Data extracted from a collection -
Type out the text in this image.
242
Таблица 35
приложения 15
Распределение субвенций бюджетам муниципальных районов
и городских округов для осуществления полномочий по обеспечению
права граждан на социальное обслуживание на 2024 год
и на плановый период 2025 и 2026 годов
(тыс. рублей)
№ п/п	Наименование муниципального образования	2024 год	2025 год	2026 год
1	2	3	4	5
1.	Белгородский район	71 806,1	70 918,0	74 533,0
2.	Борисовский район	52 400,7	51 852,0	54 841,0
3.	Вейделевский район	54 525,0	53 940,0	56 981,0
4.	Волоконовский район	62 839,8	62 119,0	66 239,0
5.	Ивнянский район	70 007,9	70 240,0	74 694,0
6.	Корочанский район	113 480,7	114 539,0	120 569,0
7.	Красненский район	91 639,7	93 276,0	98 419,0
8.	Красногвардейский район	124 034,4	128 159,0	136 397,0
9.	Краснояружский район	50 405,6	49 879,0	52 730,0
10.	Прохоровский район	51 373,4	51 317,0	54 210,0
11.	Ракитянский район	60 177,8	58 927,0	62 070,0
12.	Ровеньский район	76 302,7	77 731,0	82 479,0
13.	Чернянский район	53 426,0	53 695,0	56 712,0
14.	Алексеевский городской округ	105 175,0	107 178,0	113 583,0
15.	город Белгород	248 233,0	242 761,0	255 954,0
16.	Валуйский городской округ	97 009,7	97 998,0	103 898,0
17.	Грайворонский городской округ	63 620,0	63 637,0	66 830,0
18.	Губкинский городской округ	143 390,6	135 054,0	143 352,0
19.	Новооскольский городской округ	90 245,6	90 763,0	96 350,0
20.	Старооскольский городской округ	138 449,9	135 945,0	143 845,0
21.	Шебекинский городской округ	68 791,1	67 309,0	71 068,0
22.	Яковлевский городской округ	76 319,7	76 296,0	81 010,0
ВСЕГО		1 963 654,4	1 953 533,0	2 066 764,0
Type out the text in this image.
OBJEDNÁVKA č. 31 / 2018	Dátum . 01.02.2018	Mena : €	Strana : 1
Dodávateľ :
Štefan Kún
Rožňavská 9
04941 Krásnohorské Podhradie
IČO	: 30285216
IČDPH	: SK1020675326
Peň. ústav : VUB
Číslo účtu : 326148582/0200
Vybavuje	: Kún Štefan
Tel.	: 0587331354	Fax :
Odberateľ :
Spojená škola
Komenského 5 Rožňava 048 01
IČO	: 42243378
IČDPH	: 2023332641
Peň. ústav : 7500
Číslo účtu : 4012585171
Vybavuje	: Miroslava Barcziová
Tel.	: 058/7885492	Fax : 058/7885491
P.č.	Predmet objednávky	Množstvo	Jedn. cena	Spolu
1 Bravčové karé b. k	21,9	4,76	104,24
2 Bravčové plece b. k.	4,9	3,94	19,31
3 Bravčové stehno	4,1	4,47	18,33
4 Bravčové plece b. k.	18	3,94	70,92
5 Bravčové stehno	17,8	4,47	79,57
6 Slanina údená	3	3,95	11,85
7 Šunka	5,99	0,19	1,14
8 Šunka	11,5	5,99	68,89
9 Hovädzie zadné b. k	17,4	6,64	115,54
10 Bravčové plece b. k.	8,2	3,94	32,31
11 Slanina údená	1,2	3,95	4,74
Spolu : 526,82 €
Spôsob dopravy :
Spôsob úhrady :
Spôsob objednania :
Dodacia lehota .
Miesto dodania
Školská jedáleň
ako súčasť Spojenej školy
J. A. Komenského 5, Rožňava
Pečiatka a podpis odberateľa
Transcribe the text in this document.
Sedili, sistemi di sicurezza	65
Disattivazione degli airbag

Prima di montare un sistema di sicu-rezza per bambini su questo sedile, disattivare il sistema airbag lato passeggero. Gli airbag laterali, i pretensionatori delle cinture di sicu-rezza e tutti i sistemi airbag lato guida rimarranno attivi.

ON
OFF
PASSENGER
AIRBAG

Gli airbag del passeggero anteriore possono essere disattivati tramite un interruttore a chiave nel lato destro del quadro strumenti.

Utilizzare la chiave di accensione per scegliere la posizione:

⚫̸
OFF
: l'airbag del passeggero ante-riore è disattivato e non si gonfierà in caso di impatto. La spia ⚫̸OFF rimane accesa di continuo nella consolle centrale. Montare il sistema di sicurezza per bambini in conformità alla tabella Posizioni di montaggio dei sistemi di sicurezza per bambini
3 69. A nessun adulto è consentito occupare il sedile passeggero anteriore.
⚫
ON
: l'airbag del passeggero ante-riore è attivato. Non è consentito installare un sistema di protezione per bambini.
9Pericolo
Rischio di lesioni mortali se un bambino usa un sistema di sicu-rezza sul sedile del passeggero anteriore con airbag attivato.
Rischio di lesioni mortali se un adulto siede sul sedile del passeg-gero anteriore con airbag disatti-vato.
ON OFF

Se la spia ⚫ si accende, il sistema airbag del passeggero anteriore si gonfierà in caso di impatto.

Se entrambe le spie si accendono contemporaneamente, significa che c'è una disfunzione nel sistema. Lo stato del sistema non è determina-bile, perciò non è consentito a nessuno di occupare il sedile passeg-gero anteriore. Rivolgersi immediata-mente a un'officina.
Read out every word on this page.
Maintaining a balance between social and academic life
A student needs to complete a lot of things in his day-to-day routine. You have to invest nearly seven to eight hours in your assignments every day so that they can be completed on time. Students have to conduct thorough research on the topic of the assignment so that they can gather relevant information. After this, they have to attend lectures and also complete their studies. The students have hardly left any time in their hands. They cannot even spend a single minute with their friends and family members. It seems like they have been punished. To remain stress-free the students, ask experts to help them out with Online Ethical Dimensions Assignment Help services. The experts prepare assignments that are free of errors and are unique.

The problem - Word for word, write out the data.

Result -
Type out the text in this image.
242
Таблица 35
приложения 15
Распределение субвенций бюджетам муниципальных районов
и городских округов для осуществления полномочий по обеспечению
права граждан на социальное обслуживание на 2024 год
и на плановый период 2025 и 2026 годов
(тыс. рублей)
№ п/п	Наименование муниципального образования	2024 год	2025 год	2026 год
1	2	3	4	5
1.	Белгородский район	71 806,1	70 918,0	74 533,0
2.	Борисовский район	52 400,7	51 852,0	54 841,0
3.	Вейделевский район	54 525,0	53 940,0	56 981,0
4.	Волоконовский район	62 839,8	62 119,0	66 239,0
5.	Ивнянский район	70 007,9	70 240,0	74 694,0
6.	Корочанский район	113 480,7	114 539,0	120 569,0
7.	Красненский район	91 639,7	93 276,0	98 419,0
8.	Красногвардейский район	124 034,4	128 159,0	136 397,0
9.	Краснояружский район	50 405,6	49 879,0	52 730,0
10.	Прохоровский район	51 373,4	51 317,0	54 210,0
11.	Ракитянский район	60 177,8	58 927,0	62 070,0
12.	Ровеньский район	76 302,7	77 731,0	82 479,0
13.	Чернянский район	53 426,0	53 695,0	56 712,0
14.	Алексеевский городской округ	105 175,0	107 178,0	113 583,0
15.	город Белгород	248 233,0	242 761,0	255 954,0
16.	Валуйский городской округ	97 009,7	97 998,0	103 898,0
17.	Грайворонский городской округ	63 620,0	63 637,0	66 830,0
18.	Губкинский городской округ	143 390,6	135 054,0	143 352,0
19.	Новооскольский городской округ	90 245,6	90 763,0	96 350,0
20.	Старооскольский городской округ	138 449,9	135 945,0	143 845,0
21.	Шебекинский городской округ	68 791,1	67 309,0	71 068,0
22.	Яковлевский городской округ	76 319,7	76 296,0	81 010,0
ВСЕГО		1 963 654,4	1 953 533,0	2 066 764,0
Type out the text in this image.
OBJEDNÁVKA č. 31 / 2018	Dátum . 01.02.2018	Mena : €	Strana : 1
Dodávateľ :
Štefan Kún
Rožňavská 9
04941 Krásnohorské Podhradie
IČO	: 30285216
IČDPH	: SK1020675326
Peň. ústav : VUB
Číslo účtu : 326148582/0200
Vybavuje	: Kún Štefan
Tel.	: 0587331354	Fax :
Odberateľ :
Spojená škola
Komenského 5 Rožňava 048 01
IČO	: 42243378
IČDPH	: 2023332641
Peň. ústav : 7500
Číslo účtu : 4012585171
Vybavuje	: Miroslava Barcziová
Tel.	: 058/7885492	Fax : 058/7885491
P.č.	Predmet objednávky	Množstvo	Jedn. cena	Spolu
1 Bravčové karé b. k	21,9	4,76	104,24
2 Bravčové plece b. k.	4,9	3,94	19,31
3 Bravčové stehno	4,1	4,47	18,33
4 Bravčové plece b. k.	18	3,94	70,92
5 Bravčové stehno	17,8	4,47	79,57
6 Slanina údená	3	3,95	11,85
7 Šunka	5,99	0,19	1,14
8 Šunka	11,5	5,99	68,89
9 Hovädzie zadné b. k	17,4	6,64	115,54
10 Bravčové plece b. k.	8,2	3,94	32,31
11 Slanina údená	1,2	3,95	4,74
Spolu : 526,82 €
Spôsob dopravy :
Spôsob úhrady :
Spôsob objednania :
Dodacia lehota .
Miesto dodania
Školská jedáleň
ako súčasť Spojenej školy
J. A. Komenského 5, Rožňava
Pečiatka a podpis odberateľa
Transcribe the text in this document.
Sedili, sistemi di sicurezza	65
Disattivazione degli airbag

Prima di montare un sistema di sicu-rezza per bambini su questo sedile, disattivare il sistema airbag lato passeggero. Gli airbag laterali, i pretensionatori delle cinture di sicu-rezza e tutti i sistemi airbag lato guida rimarranno attivi.

ON
OFF
PASSENGER
AIRBAG

Gli airbag del passeggero anteriore possono essere disattivati tramite un interruttore a chiave nel lato destro del quadro strumenti.

Utilizzare la chiave di accensione per scegliere la posizione:

⚫̸
OFF
: l'airbag del passeggero ante-riore è disattivato e non si gonfierà in caso di impatto. La spia ⚫̸OFF rimane accesa di continuo nella consolle centrale. Montare il sistema di sicurezza per bambini in conformità alla tabella Posizioni di montaggio dei sistemi di sicurezza per bambini
3 69. A nessun adulto è consentito occupare il sedile passeggero anteriore.
⚫
ON
: l'airbag del passeggero ante-riore è attivato. Non è consentito installare un sistema di protezione per bambini.
9Pericolo
Rischio di lesioni mortali se un bambino usa un sistema di sicu-rezza sul sedile del passeggero anteriore con airbag attivato.
Rischio di lesioni mortali se un adulto siede sul sedile del passeg-gero anteriore con airbag disatti-vato.
ON OFF

Se la spia ⚫ si accende, il sistema airbag del passeggero anteriore si gonfierà in caso di impatto.

Se entrambe le spie si accendono contemporaneamente, significa che c'è una disfunzione nel sistema. Lo stato del sistema non è determina-bile, perciò non è consentito a nessuno di occupare il sedile passeg-gero anteriore. Rivolgersi immediata-mente a un'officina.
Read out every word on this page.
Maintaining a balance between social and academic life
A student needs to complete a lot of things in his day-to-day routine. You have to invest nearly seven to eight hours in your assignments every day so that they can be completed on time. Students have to conduct thorough research on the topic of the assignment so that they can gather relevant information. After this, they have to attend lectures and also complete their studies. The students have hardly left any time in their hands. They cannot even spend a single minute with their friends and family members. It seems like they have been punished. To remain stress-free the students, ask experts to help them out with Online Ethical Dimensions Assignment Help services. The experts prepare assignments that are free of errors and are unique.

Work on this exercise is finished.